◆ Material ◆
- - - -
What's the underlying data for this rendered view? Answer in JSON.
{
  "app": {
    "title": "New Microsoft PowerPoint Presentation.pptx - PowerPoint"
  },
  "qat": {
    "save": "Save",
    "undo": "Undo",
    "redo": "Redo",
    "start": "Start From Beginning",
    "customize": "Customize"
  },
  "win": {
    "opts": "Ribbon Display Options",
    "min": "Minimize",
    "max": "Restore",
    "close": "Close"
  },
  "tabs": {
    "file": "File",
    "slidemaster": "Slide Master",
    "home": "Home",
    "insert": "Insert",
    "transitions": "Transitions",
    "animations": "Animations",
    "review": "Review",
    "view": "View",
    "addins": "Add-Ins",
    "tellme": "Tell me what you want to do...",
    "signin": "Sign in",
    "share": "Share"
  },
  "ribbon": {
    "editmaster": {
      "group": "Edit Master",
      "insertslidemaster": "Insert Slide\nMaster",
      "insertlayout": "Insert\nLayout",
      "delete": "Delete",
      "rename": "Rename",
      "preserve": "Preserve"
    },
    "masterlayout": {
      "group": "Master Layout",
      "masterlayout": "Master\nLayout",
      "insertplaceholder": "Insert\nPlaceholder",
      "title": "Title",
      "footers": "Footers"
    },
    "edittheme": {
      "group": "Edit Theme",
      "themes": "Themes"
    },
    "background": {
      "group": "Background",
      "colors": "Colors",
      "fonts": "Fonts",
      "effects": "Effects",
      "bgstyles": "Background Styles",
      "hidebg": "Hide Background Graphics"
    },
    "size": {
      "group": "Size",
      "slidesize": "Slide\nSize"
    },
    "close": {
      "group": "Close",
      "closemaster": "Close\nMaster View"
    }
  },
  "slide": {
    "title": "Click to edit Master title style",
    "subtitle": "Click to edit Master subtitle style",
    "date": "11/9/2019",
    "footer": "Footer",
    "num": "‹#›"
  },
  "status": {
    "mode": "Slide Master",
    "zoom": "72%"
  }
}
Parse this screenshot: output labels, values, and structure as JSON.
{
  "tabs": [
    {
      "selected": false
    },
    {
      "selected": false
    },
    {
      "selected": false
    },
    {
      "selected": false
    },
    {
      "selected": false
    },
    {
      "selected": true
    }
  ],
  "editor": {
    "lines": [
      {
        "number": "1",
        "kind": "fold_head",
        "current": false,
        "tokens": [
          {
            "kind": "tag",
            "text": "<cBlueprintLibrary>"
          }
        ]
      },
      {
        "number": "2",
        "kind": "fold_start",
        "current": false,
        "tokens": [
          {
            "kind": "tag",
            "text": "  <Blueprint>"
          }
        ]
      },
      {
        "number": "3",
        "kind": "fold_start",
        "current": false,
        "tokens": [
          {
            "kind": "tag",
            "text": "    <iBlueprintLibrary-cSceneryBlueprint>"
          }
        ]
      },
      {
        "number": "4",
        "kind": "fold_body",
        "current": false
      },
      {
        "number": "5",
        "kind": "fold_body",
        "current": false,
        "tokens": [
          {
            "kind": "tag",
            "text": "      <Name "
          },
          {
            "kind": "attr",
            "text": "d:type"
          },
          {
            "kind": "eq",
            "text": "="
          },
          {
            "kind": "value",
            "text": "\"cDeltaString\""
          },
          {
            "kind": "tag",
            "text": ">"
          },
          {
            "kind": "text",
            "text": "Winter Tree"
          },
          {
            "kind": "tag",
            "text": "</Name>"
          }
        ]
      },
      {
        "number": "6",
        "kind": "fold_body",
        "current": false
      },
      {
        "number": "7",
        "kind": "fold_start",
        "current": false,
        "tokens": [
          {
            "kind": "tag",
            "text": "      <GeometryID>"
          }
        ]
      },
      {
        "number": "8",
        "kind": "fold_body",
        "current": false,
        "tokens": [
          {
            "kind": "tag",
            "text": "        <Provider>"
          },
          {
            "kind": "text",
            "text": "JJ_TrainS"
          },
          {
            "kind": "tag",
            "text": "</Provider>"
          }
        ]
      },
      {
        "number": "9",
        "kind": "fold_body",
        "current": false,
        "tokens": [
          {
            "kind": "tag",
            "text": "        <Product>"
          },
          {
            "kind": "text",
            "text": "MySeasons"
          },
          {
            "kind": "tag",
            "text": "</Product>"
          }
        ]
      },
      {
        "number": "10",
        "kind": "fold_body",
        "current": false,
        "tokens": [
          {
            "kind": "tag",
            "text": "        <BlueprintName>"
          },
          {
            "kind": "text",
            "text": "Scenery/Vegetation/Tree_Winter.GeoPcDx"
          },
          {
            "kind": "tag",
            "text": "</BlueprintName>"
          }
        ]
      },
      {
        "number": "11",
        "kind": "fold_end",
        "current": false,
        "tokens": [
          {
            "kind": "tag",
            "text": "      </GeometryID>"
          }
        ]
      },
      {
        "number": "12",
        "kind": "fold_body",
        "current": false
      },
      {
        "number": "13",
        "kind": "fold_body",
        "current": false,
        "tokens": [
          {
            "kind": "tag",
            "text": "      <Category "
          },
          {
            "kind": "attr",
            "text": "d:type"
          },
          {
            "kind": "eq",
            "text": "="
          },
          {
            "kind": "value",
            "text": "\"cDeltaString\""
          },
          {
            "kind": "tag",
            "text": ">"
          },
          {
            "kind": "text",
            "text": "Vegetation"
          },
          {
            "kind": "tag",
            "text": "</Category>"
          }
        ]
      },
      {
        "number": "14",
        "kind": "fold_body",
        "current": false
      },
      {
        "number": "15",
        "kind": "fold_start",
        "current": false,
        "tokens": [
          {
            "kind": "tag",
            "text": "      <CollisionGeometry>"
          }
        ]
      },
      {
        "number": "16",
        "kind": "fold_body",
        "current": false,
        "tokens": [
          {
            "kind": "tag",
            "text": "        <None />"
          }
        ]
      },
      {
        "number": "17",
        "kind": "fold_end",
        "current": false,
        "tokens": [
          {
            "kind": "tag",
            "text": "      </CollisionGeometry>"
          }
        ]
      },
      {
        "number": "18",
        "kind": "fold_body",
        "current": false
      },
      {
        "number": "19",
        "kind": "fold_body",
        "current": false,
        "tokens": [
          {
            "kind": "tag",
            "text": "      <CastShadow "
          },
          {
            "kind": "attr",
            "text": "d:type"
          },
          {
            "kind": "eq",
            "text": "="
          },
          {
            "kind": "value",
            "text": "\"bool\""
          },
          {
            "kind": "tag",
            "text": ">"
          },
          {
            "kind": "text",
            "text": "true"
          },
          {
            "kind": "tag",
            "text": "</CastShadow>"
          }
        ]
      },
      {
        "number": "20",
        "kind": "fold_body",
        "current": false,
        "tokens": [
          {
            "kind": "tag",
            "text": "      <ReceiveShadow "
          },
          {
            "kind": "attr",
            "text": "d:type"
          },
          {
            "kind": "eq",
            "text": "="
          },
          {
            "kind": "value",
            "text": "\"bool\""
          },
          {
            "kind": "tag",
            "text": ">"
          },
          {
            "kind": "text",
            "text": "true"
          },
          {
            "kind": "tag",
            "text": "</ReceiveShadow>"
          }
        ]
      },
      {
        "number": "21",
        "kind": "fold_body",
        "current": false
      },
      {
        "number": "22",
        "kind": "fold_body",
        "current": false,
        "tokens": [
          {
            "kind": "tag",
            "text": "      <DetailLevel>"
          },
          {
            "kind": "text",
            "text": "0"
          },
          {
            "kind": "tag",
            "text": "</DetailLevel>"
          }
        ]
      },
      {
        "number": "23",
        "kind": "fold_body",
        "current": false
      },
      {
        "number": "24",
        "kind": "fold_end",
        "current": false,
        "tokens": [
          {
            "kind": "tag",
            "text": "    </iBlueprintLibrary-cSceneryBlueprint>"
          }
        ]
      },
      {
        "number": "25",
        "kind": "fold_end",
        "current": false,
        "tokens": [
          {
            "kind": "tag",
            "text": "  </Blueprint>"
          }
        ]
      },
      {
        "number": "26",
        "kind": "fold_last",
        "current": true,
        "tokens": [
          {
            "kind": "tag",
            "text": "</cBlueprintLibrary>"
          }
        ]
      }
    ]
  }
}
- - - -
◆ Aim ◆
Make a list of all lines in the data that contain "masterlayout".

◆ Exercise output ◆
    "masterlayout": {
      "masterlayout": "Master\nLayout",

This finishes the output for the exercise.